Stated problem: Quote the entries word for word. Omit the pictures.

Supplied material:

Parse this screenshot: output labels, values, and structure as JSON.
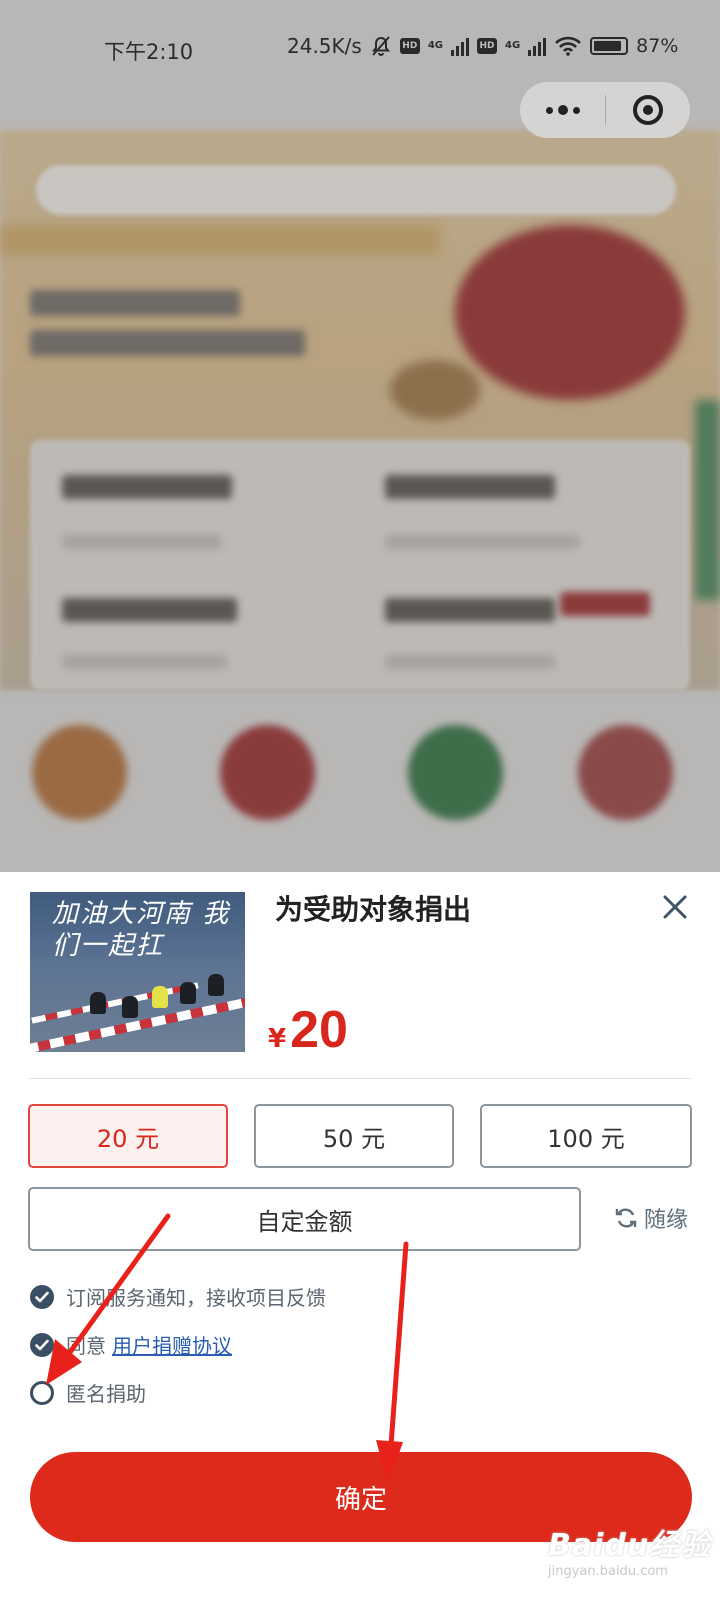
{
  "status_bar": {
    "time": "下午2:10",
    "net_speed": "24.5K/s",
    "hd_label": "HD",
    "net_label": "4G",
    "battery": "87%"
  },
  "capsule": {
    "more_icon": "more-dots-icon",
    "close_icon": "target-close-icon"
  },
  "sheet": {
    "title": "为受助对象捐出",
    "image_text": "加油大河南 我们一起扛",
    "price_symbol": "¥",
    "price_value": "20",
    "amounts": [
      {
        "label": "20 元",
        "selected": true
      },
      {
        "label": "50 元",
        "selected": false
      },
      {
        "label": "100 元",
        "selected": false
      }
    ],
    "custom_amount_label": "自定金额",
    "random_label": "随缘",
    "options": {
      "subscribe": {
        "label": "订阅服务通知，接收项目反馈",
        "checked": true
      },
      "agree": {
        "prefix": "同意",
        "link": "用户捐赠协议",
        "checked": true
      },
      "anonymous": {
        "label": "匿名捐助",
        "checked": false
      }
    },
    "confirm_label": "确定"
  },
  "watermark": {
    "brand": "Baidu经验",
    "url": "jingyan.baidu.com"
  },
  "colors": {
    "accent": "#dd2a1b",
    "check": "#3a4f63",
    "link": "#2a5db0"
  }
}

Exercise answer:
Parse this screenshot: output labels, values, and structure as JSON.
{
  "status_bar": {
    "time": "下午2:10",
    "net_speed": "24.5K/s",
    "hd_label": "HD",
    "net_label": "4G",
    "battery": "87%"
  },
  "capsule": {
    "more_icon": "more-dots-icon",
    "close_icon": "target-close-icon"
  },
  "sheet": {
    "title": "为受助对象捐出",
    "image_text": "加油大河南 我们一起扛",
    "price_symbol": "¥",
    "price_value": "20",
    "amounts": [
      {
        "label": "20 元",
        "selected": true
      },
      {
        "label": "50 元",
        "selected": false
      },
      {
        "label": "100 元",
        "selected": false
      }
    ],
    "custom_amount_label": "自定金额",
    "random_label": "随缘",
    "options": {
      "subscribe": {
        "label": "订阅服务通知，接收项目反馈",
        "checked": true
      },
      "agree": {
        "prefix": "同意",
        "link": "用户捐赠协议",
        "checked": true
      },
      "anonymous": {
        "label": "匿名捐助",
        "checked": false
      }
    },
    "confirm_label": "确定"
  },
  "watermark": {
    "brand": "Baidu经验",
    "url": "jingyan.baidu.com"
  },
  "colors": {
    "accent": "#dd2a1b",
    "check": "#3a4f63",
    "link": "#2a5db0"
  }
}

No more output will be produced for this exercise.